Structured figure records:
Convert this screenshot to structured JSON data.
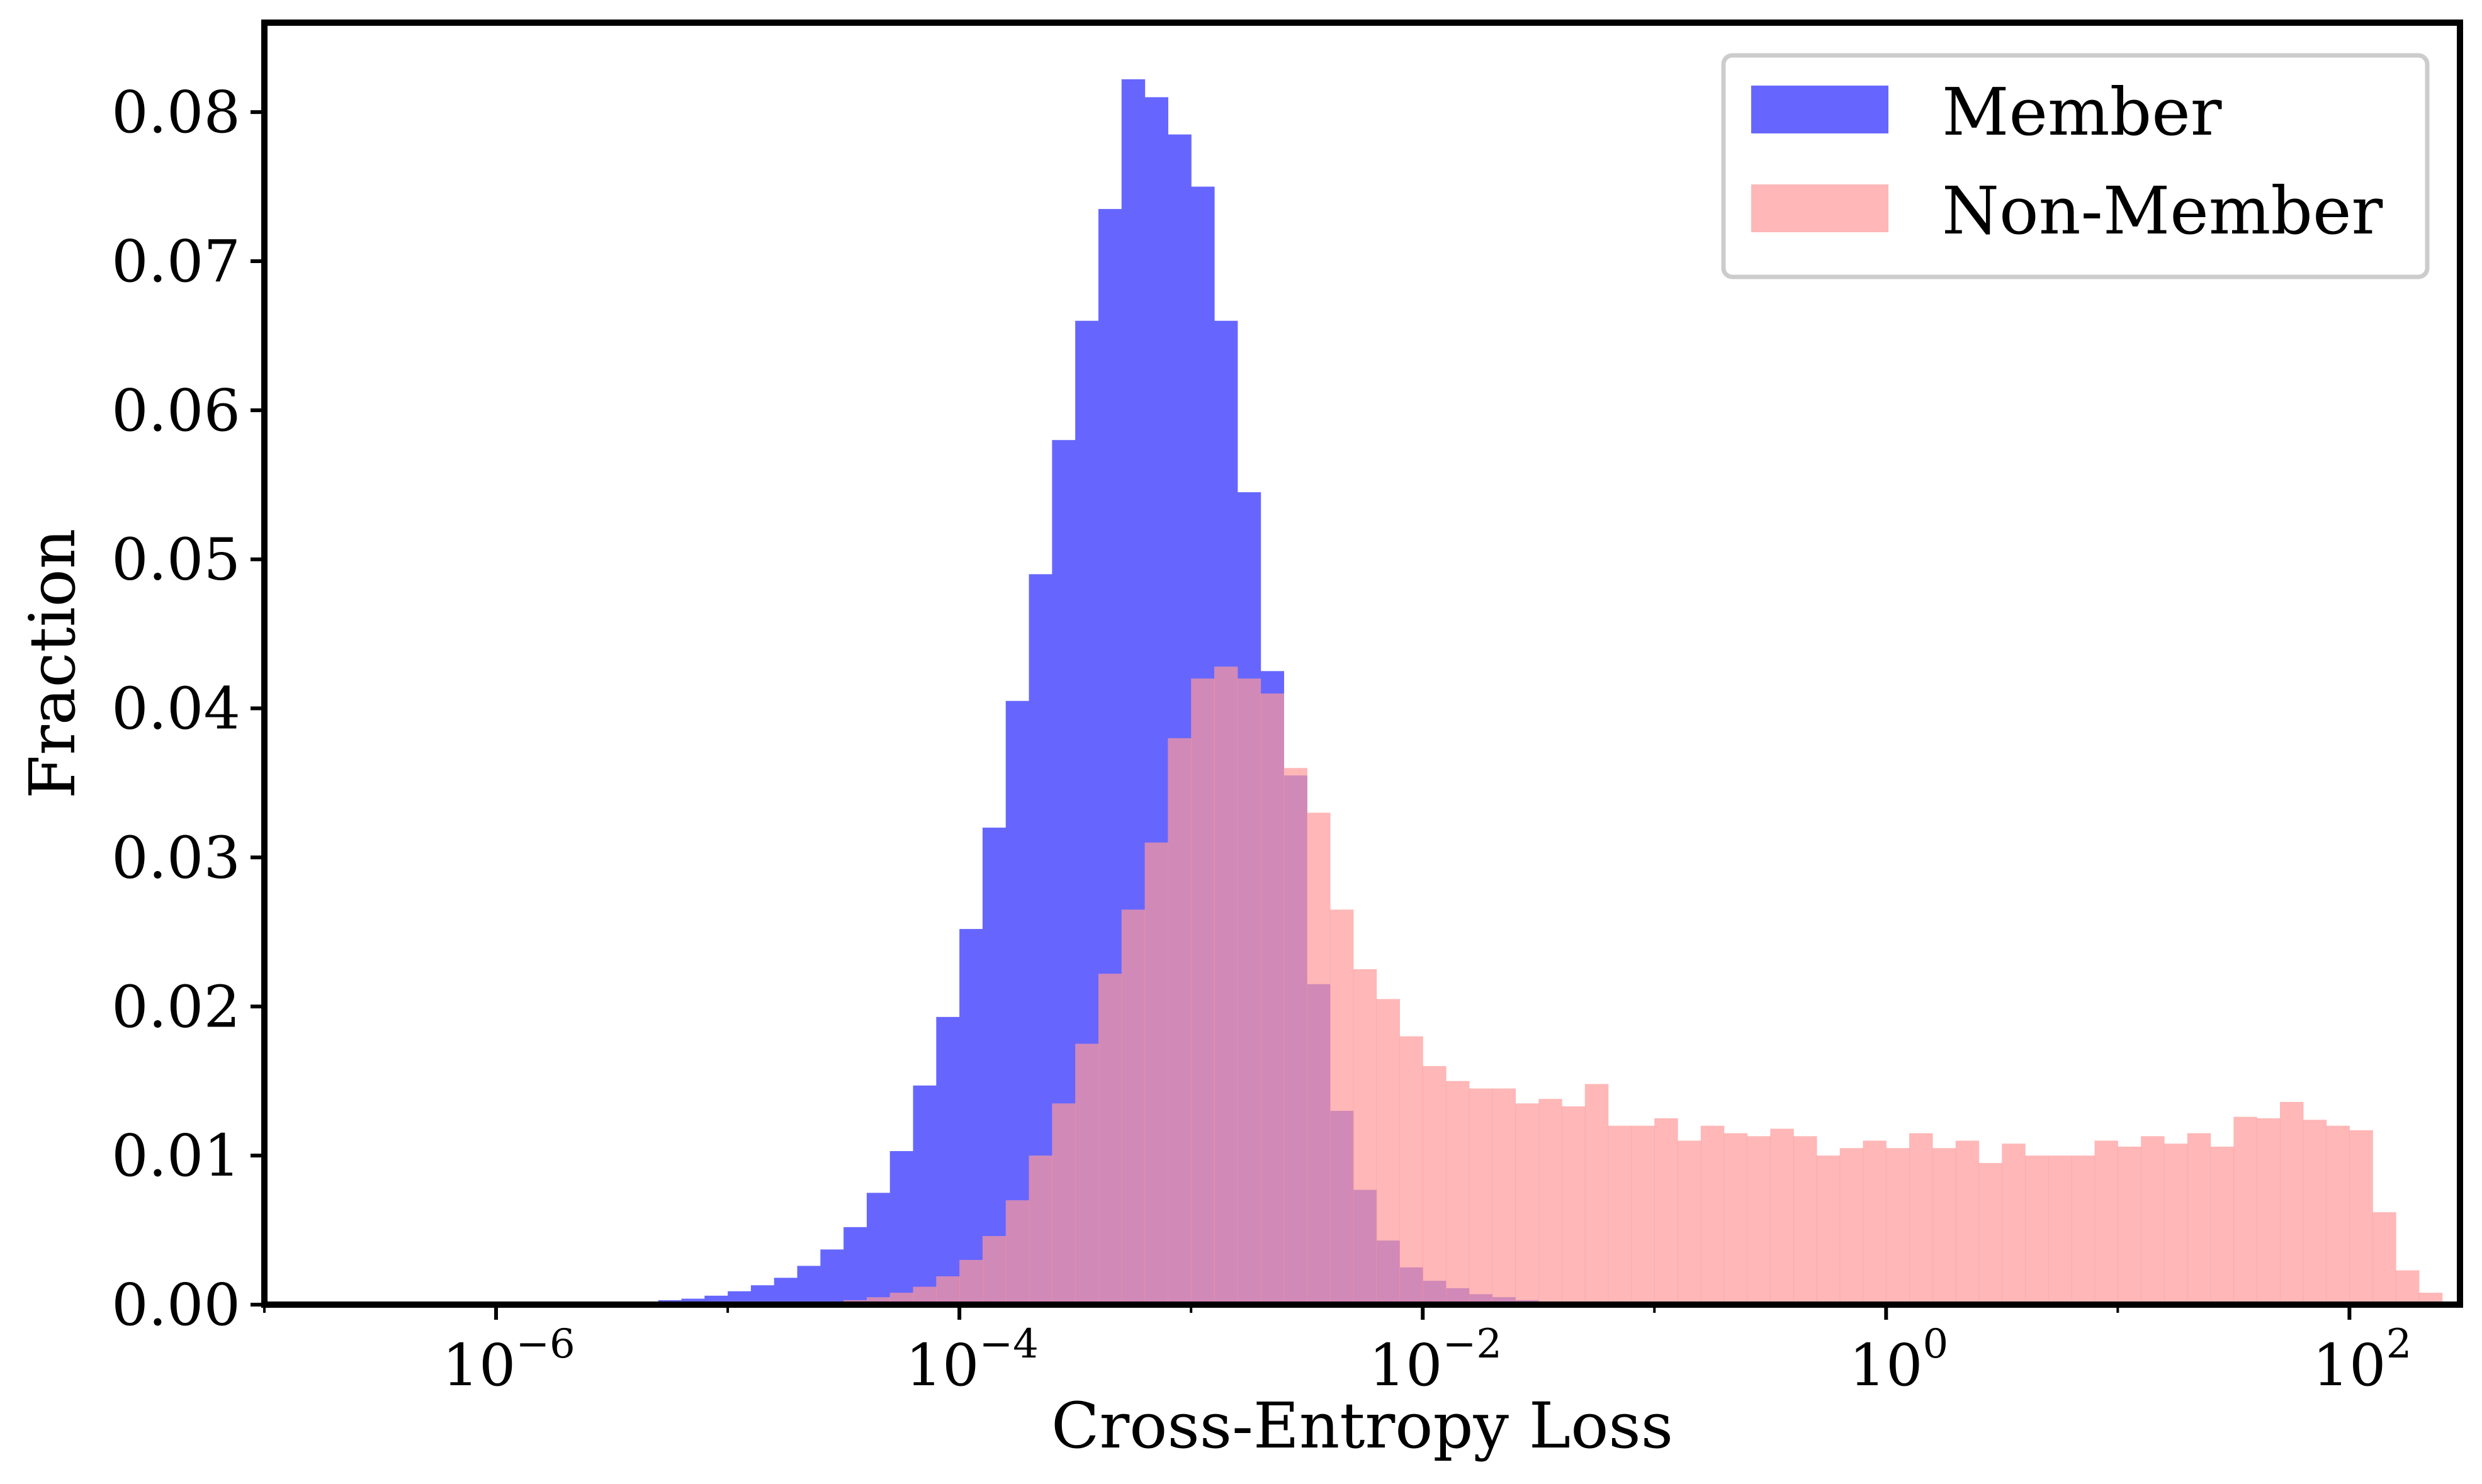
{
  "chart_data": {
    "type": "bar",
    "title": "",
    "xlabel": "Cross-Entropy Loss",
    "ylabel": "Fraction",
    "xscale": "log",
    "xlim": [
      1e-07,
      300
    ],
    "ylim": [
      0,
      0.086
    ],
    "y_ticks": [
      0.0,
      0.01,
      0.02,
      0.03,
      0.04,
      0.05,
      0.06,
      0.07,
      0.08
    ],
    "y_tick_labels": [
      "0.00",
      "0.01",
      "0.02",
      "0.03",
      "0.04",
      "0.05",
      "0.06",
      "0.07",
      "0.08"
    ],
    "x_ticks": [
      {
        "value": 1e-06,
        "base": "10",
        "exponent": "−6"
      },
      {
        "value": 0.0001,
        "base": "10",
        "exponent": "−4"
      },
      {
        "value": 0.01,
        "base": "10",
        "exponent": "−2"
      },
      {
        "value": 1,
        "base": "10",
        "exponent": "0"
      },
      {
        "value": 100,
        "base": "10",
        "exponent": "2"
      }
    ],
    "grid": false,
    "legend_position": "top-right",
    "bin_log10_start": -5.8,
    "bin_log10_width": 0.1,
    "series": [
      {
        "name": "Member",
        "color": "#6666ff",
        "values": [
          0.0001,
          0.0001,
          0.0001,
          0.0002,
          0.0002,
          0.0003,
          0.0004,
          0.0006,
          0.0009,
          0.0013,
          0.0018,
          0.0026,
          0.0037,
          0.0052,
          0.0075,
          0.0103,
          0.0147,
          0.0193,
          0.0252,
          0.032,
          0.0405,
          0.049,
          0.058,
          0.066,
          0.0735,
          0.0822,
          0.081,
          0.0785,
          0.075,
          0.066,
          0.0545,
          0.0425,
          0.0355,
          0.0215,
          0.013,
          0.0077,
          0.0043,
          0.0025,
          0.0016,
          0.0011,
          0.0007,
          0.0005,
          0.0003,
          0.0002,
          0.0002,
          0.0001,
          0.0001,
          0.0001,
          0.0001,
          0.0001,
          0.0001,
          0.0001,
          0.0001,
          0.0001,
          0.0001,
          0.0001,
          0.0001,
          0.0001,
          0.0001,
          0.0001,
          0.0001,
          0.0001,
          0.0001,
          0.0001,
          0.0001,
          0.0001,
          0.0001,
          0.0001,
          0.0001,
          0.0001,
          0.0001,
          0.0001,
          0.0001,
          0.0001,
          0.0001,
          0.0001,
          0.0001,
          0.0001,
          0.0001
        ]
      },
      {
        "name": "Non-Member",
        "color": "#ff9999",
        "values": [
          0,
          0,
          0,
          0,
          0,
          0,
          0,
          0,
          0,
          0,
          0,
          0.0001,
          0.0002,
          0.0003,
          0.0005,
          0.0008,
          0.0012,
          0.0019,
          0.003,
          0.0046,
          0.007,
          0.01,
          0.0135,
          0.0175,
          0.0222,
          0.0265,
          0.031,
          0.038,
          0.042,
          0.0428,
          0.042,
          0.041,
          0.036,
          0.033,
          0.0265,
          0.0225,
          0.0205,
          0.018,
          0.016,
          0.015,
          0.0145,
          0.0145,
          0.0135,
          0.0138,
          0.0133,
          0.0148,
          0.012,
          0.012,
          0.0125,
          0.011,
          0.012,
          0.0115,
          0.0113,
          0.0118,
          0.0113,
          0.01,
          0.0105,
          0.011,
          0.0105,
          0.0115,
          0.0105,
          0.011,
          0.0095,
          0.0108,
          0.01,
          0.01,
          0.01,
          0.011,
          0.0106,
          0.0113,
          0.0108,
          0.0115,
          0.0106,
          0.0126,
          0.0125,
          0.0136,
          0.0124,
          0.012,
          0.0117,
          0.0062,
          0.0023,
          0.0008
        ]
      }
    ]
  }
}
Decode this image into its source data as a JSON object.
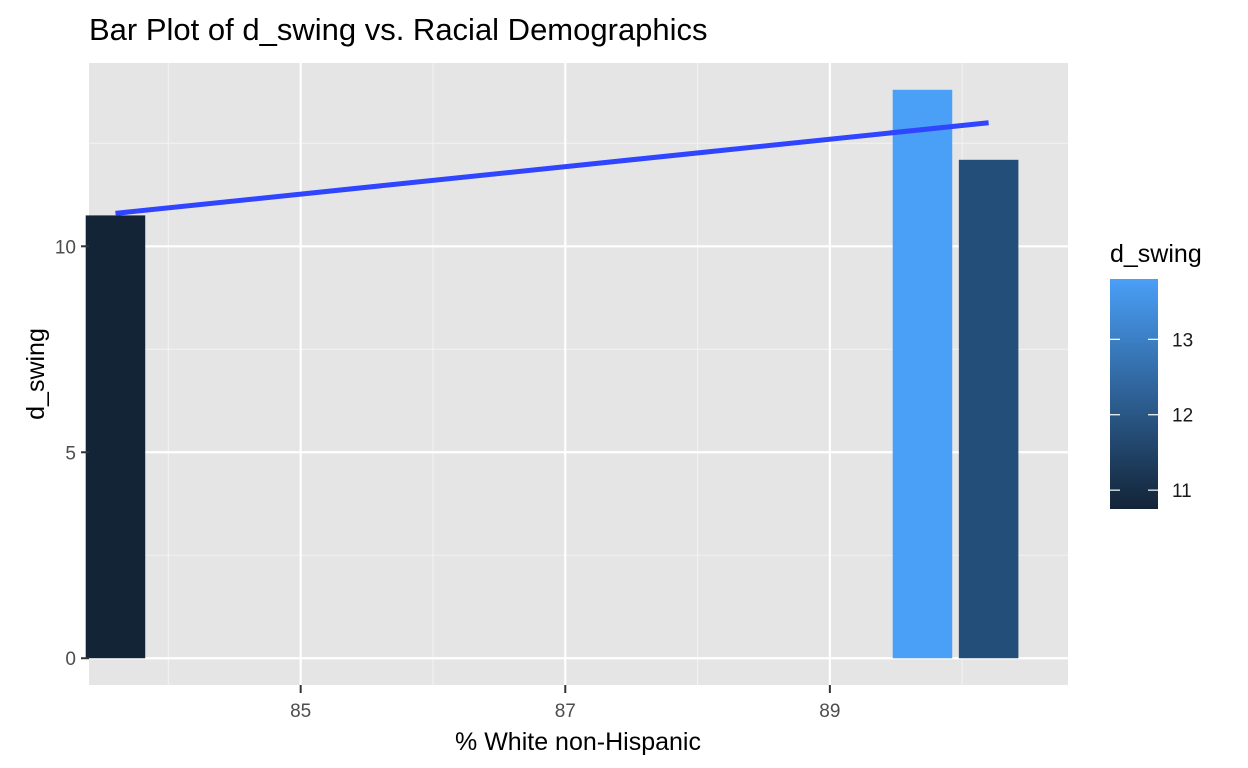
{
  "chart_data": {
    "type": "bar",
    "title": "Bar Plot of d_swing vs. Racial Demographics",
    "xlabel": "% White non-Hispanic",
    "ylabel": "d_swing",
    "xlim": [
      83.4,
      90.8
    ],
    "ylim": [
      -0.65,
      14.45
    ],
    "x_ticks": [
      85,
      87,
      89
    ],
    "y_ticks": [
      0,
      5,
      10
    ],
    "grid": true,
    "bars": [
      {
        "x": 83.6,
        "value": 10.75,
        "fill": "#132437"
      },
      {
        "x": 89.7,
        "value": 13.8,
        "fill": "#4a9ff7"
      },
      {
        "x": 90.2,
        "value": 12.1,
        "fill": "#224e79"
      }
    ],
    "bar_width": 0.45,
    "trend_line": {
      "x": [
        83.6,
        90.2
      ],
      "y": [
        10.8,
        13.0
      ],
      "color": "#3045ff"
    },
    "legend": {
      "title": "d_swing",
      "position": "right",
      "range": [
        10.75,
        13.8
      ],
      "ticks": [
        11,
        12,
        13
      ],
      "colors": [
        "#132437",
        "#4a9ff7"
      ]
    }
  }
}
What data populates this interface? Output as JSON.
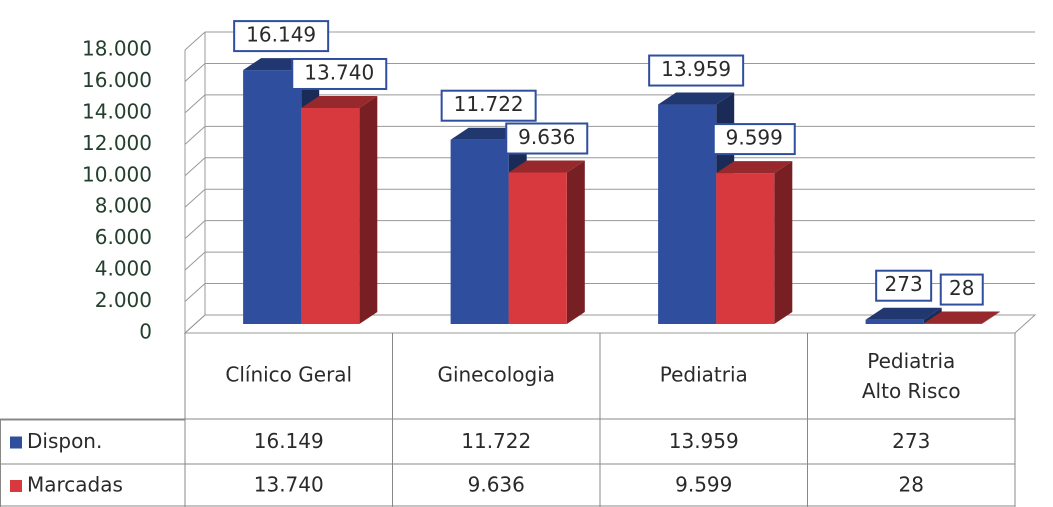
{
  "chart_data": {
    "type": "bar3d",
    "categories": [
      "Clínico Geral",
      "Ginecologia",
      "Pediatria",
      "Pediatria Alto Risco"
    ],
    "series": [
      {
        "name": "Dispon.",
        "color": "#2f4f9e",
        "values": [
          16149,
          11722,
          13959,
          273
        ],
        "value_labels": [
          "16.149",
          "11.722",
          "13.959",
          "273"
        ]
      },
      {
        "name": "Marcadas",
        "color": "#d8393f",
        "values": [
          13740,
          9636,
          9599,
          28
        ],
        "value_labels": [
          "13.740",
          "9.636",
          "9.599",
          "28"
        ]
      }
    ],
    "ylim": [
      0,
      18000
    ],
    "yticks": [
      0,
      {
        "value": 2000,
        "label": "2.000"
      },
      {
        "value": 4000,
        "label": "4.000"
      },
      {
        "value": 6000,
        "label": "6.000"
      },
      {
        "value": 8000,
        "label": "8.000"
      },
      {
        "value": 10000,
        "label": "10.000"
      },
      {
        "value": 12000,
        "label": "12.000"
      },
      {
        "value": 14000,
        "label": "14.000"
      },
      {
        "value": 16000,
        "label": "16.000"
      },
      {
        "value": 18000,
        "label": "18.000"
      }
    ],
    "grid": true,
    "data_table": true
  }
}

## WORK TO COMPLETE
Pick every line with "xlabel" in it and copy it.

## REPLY TO THE EXERCISE
    "xlabel": "Cross-Entropy Loss",
    "xlabel": "% White non-Hispanic",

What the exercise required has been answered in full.